GIVEN REQUEST → Give the number of lines containing the word "pruebas" and nothing more.

===== ENTRIES

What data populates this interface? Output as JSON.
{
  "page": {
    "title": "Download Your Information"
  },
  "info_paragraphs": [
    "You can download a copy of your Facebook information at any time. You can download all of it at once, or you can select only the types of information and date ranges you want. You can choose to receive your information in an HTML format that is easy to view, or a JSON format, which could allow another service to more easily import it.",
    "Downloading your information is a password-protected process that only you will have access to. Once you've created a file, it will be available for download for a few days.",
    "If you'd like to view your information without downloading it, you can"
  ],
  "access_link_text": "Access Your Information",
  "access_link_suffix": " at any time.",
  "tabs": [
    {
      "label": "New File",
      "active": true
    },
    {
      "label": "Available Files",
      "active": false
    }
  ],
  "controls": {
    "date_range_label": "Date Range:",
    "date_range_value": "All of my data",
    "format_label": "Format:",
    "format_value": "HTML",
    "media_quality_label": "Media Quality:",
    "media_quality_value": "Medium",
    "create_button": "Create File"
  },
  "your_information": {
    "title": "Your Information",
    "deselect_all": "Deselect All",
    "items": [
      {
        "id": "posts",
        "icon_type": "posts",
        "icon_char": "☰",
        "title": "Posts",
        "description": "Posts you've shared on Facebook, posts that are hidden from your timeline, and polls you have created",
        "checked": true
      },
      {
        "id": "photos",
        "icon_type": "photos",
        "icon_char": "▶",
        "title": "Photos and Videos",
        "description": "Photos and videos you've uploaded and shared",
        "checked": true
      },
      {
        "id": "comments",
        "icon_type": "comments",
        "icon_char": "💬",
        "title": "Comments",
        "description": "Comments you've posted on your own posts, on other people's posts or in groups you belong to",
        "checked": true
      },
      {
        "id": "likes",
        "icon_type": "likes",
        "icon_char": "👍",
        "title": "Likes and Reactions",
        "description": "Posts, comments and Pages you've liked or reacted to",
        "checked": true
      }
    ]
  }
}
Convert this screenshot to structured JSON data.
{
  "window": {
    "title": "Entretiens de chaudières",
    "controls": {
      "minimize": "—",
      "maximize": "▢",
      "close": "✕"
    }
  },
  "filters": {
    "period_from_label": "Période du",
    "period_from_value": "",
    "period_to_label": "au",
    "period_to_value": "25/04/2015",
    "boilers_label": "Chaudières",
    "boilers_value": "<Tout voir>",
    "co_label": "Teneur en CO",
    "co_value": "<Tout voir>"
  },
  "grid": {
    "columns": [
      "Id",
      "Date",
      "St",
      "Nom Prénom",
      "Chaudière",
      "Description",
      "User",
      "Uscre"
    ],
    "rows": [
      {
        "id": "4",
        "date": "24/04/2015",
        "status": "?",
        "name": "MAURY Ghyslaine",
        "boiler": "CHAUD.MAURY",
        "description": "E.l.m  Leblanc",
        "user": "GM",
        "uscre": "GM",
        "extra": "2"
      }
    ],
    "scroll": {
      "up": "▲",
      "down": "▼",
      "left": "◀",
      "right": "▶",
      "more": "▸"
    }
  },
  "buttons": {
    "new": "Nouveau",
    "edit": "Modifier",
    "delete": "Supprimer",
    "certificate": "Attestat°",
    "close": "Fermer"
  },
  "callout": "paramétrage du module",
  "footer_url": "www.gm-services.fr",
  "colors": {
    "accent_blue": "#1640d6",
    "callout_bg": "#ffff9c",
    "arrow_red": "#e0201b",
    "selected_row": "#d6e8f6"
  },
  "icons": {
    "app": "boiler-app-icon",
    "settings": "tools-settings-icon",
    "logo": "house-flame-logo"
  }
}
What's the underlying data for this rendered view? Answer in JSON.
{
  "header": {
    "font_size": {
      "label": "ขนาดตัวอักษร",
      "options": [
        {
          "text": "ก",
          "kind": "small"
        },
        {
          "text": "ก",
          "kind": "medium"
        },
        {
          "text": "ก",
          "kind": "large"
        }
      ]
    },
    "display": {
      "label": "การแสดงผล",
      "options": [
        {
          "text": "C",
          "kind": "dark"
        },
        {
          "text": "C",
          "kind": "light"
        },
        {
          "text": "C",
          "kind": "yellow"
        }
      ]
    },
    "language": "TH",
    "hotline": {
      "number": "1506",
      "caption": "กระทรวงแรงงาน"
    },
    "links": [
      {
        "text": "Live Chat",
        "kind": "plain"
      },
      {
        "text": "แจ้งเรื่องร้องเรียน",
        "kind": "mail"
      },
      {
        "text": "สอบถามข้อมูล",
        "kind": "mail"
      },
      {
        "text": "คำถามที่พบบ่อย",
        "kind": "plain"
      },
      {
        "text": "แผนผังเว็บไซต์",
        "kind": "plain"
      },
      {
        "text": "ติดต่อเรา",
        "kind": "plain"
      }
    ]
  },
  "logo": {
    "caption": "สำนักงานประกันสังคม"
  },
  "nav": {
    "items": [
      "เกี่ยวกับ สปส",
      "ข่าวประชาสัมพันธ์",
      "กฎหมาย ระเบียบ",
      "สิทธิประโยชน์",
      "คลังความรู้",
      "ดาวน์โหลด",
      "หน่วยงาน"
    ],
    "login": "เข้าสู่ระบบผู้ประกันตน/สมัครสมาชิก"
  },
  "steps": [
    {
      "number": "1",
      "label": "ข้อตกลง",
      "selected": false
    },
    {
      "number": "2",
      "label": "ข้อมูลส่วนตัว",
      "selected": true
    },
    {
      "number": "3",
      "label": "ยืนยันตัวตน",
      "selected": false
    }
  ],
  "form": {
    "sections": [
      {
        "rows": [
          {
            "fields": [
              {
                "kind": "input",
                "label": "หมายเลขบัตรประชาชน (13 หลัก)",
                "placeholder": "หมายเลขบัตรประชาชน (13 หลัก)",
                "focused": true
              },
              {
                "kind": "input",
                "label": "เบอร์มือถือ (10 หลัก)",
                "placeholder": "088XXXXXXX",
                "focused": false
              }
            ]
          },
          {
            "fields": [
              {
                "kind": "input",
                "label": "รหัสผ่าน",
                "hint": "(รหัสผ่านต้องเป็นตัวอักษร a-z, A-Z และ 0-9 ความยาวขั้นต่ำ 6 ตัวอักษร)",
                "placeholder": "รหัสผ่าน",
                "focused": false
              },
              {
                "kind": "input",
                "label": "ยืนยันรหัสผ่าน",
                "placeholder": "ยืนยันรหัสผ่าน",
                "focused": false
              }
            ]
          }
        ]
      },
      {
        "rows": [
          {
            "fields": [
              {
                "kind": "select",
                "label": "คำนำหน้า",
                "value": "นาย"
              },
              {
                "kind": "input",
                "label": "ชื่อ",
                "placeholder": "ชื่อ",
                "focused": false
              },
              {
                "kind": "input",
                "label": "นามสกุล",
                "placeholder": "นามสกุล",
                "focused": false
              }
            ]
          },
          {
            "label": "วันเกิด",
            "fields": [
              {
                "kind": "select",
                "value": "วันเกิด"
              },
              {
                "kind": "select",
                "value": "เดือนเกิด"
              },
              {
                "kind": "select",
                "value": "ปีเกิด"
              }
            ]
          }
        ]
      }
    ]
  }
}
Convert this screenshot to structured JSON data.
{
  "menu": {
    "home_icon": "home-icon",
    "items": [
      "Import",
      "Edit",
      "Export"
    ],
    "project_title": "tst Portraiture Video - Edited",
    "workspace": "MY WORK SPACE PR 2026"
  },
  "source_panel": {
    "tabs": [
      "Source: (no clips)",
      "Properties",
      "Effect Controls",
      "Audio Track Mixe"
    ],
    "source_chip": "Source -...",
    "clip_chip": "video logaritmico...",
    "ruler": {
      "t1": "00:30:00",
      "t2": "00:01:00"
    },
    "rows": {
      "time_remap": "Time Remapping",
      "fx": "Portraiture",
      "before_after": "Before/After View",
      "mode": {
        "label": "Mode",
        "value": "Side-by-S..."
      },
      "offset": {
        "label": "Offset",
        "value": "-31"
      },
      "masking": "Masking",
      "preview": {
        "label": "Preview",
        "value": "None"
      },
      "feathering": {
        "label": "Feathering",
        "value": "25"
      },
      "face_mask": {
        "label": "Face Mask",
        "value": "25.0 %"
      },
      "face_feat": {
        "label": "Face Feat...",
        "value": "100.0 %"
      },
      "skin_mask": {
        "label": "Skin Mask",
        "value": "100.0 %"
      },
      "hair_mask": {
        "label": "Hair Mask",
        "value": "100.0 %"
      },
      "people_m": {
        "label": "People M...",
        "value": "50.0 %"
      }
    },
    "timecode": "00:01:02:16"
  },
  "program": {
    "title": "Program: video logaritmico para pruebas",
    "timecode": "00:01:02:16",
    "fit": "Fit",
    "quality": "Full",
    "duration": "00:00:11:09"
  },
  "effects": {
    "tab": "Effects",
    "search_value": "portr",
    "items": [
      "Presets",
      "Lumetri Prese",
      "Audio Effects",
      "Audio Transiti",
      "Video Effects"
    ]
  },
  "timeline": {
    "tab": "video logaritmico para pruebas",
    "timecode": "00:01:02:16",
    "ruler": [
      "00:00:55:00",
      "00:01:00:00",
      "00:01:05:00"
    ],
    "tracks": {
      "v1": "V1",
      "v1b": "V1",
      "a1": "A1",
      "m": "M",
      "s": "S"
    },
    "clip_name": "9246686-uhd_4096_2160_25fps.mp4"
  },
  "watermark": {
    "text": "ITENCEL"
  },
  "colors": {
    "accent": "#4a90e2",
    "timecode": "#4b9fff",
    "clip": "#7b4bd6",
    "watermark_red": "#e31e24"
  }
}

==========

ANSWER TO THIS TASK → 2